TEKS KUTIPAN —
Salat juga merupakan pembeda antara seorang muslim dan kafir. Diriwayatkan dari Jabir bin Abdillah Radhiallahu ’anhu, Nabi Shallallahu ‘alaihi wasallam bersabda,

إن بين الرجل وبين الشرك والكفر ترك الصلاة

“Sesungguhnya (pembatas) bagi seseorang antara kesyirikan dan kekufuran adalah meninggalkan salat” (HR. Muslim no. 82).

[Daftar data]
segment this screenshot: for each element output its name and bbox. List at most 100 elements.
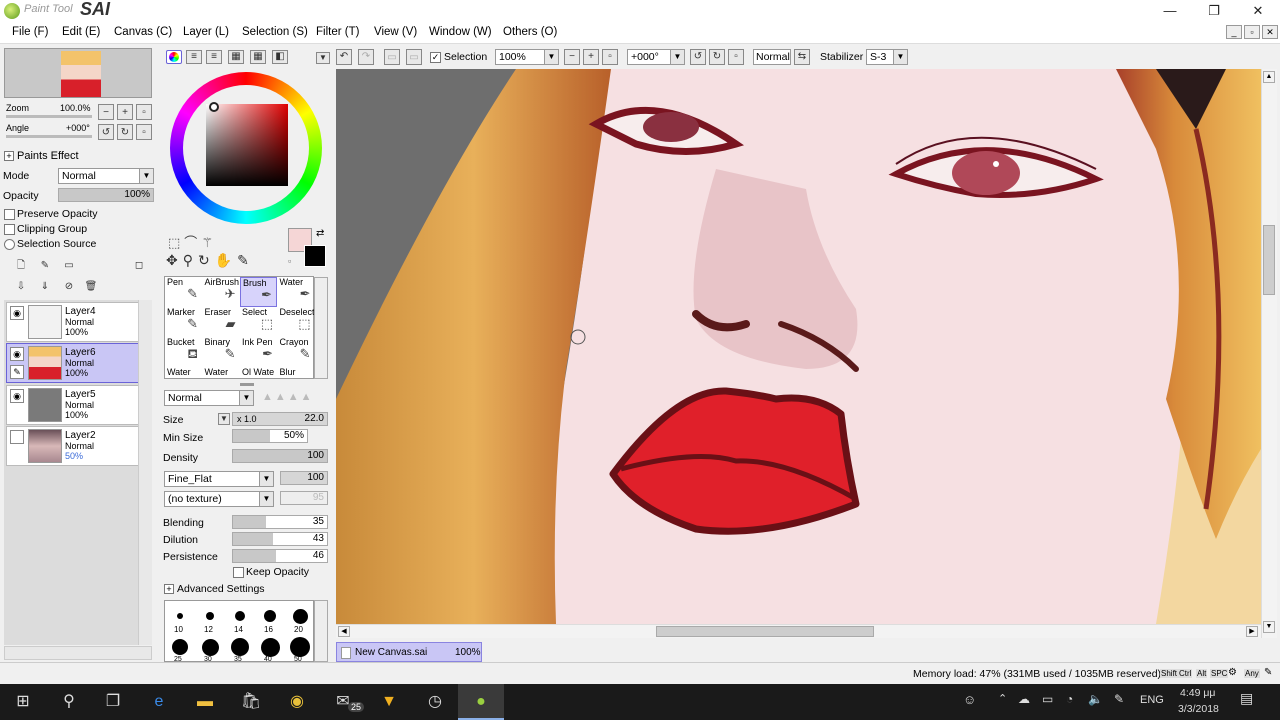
edge-browser-icon[interactable]: e [136, 684, 182, 720]
view-blend-select[interactable]: Normal [753, 49, 791, 65]
chevron-up-icon[interactable]: ⌃ [998, 692, 1007, 705]
tool-marker[interactable]: Marker ✎ [165, 307, 202, 337]
zoom-in-icon[interactable]: + [117, 104, 133, 120]
menu-layer[interactable]: Layer (L) [183, 26, 229, 38]
scroll-up-icon[interactable]: ▲ [1263, 71, 1275, 83]
brush-preset-dot[interactable] [264, 610, 276, 622]
expand-icon[interactable]: + [4, 151, 14, 161]
brush-preset-dot[interactable] [260, 637, 280, 657]
saturation-value-square[interactable] [206, 104, 288, 186]
eye-icon[interactable]: ◉ [10, 347, 24, 361]
brush-shape-icons[interactable]: ▲▲▲▲ [262, 391, 314, 403]
selection-source-radio[interactable] [4, 239, 15, 250]
canvas-vscrollbar[interactable]: ▲ ▼ [1261, 69, 1277, 638]
scroll-left-icon[interactable]: ◀ [338, 626, 350, 637]
mdi-minimize-button[interactable]: _ [1226, 25, 1242, 39]
density-slider[interactable]: 100 [232, 449, 328, 463]
rotate-left-icon[interactable]: ↺ [98, 124, 114, 140]
rotate-reset-icon[interactable]: ▫ [136, 124, 152, 140]
network-icon[interactable]: ◔ [1066, 692, 1073, 706]
brush-preset-dot[interactable] [231, 638, 249, 656]
brush-preset-dot[interactable] [206, 612, 214, 620]
maximize-button[interactable]: ❐ [1192, 0, 1236, 22]
zoom-select[interactable]: 100% ▼ [495, 49, 559, 65]
brush-preset-dot[interactable] [172, 639, 188, 655]
action-center-icon[interactable]: ▤ [1240, 690, 1253, 707]
layer-item-layer4[interactable]: ◉ Layer4 Normal 100% [6, 302, 140, 342]
new-linework-layer-icon[interactable]: ✎ [36, 258, 54, 276]
redo-icon[interactable]: ↷ [358, 49, 374, 65]
size-mult-dropdown[interactable]: ▼ [218, 413, 230, 425]
navigator-preview[interactable] [4, 48, 152, 98]
dilution-slider[interactable]: 43 [232, 532, 328, 546]
menu-file[interactable]: File (F) [12, 26, 48, 38]
canvas-tab[interactable]: New Canvas.sai 100% [336, 642, 482, 662]
cloud-icon[interactable]: ☁ [1018, 692, 1030, 706]
language-indicator[interactable]: ENG [1140, 694, 1164, 706]
scroll-right-icon[interactable]: ▶ [1246, 626, 1258, 637]
layer-hscrollbar[interactable] [4, 646, 152, 660]
color-mixer-tab[interactable]: ▦ [228, 50, 244, 64]
canvas-hscrollbar[interactable]: ◀ ▶ [336, 624, 1261, 638]
clock-date[interactable]: 3/3/2018 [1178, 703, 1219, 715]
merge-layer-icon[interactable]: ⇩ [12, 279, 30, 297]
brush-blend-select[interactable]: Normal ▼ [164, 390, 254, 406]
file-explorer-icon[interactable]: ▬ [182, 684, 228, 720]
blending-slider[interactable]: 35 [232, 515, 328, 529]
shape-strength-slider[interactable]: 100 [280, 471, 328, 485]
new-folder-icon[interactable]: ▭ [60, 258, 78, 276]
zoom-out-icon[interactable]: − [564, 49, 580, 65]
tool-brush[interactable]: Brush ✒ [240, 277, 277, 307]
eye-icon[interactable]: ◉ [10, 306, 24, 320]
zoom-reset-icon[interactable]: ▫ [602, 49, 618, 65]
store-icon[interactable]: 🛍 [228, 684, 274, 720]
layer-item-layer6[interactable]: ◉ ✎ Layer6 Normal 100% [6, 343, 140, 383]
tool-ink-pen[interactable]: Ink Pen ✒ [240, 337, 277, 367]
transfer-layer-icon[interactable]: ⇓ [36, 279, 54, 297]
menu-selection[interactable]: Selection (S) [242, 26, 308, 38]
tool-crayon[interactable]: Crayon ✎ [278, 337, 315, 367]
tool-binary[interactable]: Binary ✎ [203, 337, 240, 367]
brush-shape-select[interactable]: Fine_Flat ▼ [164, 471, 274, 487]
color-wheel-tab[interactable] [166, 50, 182, 64]
clear-layer-icon[interactable]: ⊘ [60, 279, 78, 297]
eye-icon[interactable]: ◉ [10, 389, 24, 403]
zoom-in-icon[interactable]: + [583, 49, 599, 65]
tool-airbrush[interactable]: AirBrush ✈ [203, 277, 240, 307]
flip-view-icon[interactable]: ⇆ [794, 49, 810, 65]
selection-visible-checkbox[interactable]: ✓ [430, 52, 441, 63]
tool-deselect[interactable]: Deselect ⬚ [278, 307, 315, 337]
eyedropper-icon[interactable]: ✎ [237, 252, 254, 268]
panel-resize-handle[interactable] [240, 383, 254, 386]
zoom-reset-icon[interactable]: ▫ [136, 104, 152, 120]
invert-selection-icon[interactable]: ▭ [406, 49, 422, 65]
angle-select[interactable]: +000° ▼ [627, 49, 685, 65]
layer-scrollbar[interactable] [138, 300, 152, 645]
zoom-icon[interactable]: ⚲ [183, 252, 198, 268]
volume-icon[interactable]: 🔈 [1088, 692, 1103, 706]
delete-layer-icon[interactable]: 🗑 [82, 279, 100, 297]
drawing-canvas[interactable] [336, 69, 1261, 624]
clock-time[interactable]: 4:49 μμ [1180, 687, 1215, 699]
color-picker-marker[interactable] [209, 102, 219, 112]
panel-menu-icon[interactable]: ▼ [316, 52, 330, 64]
zoom-slider[interactable] [6, 115, 92, 118]
advanced-settings-label[interactable]: Advanced Settings [177, 583, 265, 595]
layer-opacity-slider[interactable]: 100% [58, 188, 154, 202]
brush-preset-dot[interactable] [201, 638, 219, 656]
persistence-slider[interactable]: 46 [232, 549, 328, 563]
new-layer-icon[interactable]: 🗋 [12, 258, 30, 276]
brush-texture-select[interactable]: (no texture) ▼ [164, 491, 274, 507]
brush-preset-dot[interactable] [292, 608, 308, 624]
menu-view[interactable]: View (V) [374, 26, 417, 38]
eye-icon[interactable]: ◉ [10, 430, 24, 444]
hsv-slider-tab[interactable]: ≡ [206, 50, 222, 64]
scroll-down-icon[interactable]: ▼ [1263, 621, 1275, 633]
minimize-button[interactable]: — [1148, 0, 1192, 22]
zoom-out-icon[interactable]: − [98, 104, 114, 120]
rgb-slider-tab[interactable]: ≡ [186, 50, 202, 64]
clock-app-icon[interactable]: ◷ [412, 684, 458, 720]
tool-eraser[interactable]: Eraser ▰ [203, 307, 240, 337]
brush-preset-dot[interactable] [290, 637, 310, 657]
hscroll-thumb[interactable] [656, 626, 874, 637]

PETUNJUK DAN KETENTUAN — Tolong tulis ulang kutipan tentang salat, seluruhnya mulai dari "إن بين الرجل" sampai "Muslim no. 82).", dan ganti "kekufuran" dengan "kekafiran".

HASIL —
إن بين الرجل وبين الشرك والكفر ترك الصلاة

“Sesungguhnya (pembatas) bagi seseorang antara kesyirikan dan kekafiran adalah meninggalkan salat” (HR. Muslim no. 82).